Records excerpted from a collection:
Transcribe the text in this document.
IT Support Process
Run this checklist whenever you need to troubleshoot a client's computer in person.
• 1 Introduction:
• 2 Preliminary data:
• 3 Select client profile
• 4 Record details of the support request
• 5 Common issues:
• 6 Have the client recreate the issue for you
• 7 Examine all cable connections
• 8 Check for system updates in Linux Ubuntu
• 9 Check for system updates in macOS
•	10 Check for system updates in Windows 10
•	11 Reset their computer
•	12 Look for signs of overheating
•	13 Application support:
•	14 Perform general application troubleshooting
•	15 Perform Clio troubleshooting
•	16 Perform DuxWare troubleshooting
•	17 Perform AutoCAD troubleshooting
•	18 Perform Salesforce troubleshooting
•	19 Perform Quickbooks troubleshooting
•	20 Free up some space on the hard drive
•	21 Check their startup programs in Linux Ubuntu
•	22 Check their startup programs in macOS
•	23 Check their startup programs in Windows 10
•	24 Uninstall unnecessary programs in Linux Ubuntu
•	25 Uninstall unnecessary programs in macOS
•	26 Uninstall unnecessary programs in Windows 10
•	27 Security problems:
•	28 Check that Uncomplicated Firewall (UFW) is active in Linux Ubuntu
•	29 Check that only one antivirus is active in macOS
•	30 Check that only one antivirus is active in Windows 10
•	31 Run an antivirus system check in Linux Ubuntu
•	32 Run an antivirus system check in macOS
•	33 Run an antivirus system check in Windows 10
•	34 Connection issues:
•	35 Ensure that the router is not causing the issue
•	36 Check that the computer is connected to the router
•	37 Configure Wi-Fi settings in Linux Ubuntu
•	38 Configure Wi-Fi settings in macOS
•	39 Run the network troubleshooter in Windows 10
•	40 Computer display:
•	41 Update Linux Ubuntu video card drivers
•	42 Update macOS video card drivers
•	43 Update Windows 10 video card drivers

[TASK GOAL]: Find the word "client" in the entries. Copy each line that holds it.

[RESULT]:
Run this checklist whenever you need to troubleshoot a client's computer in person.
• 3 Select client profile
• 6 Have the client recreate the issue for you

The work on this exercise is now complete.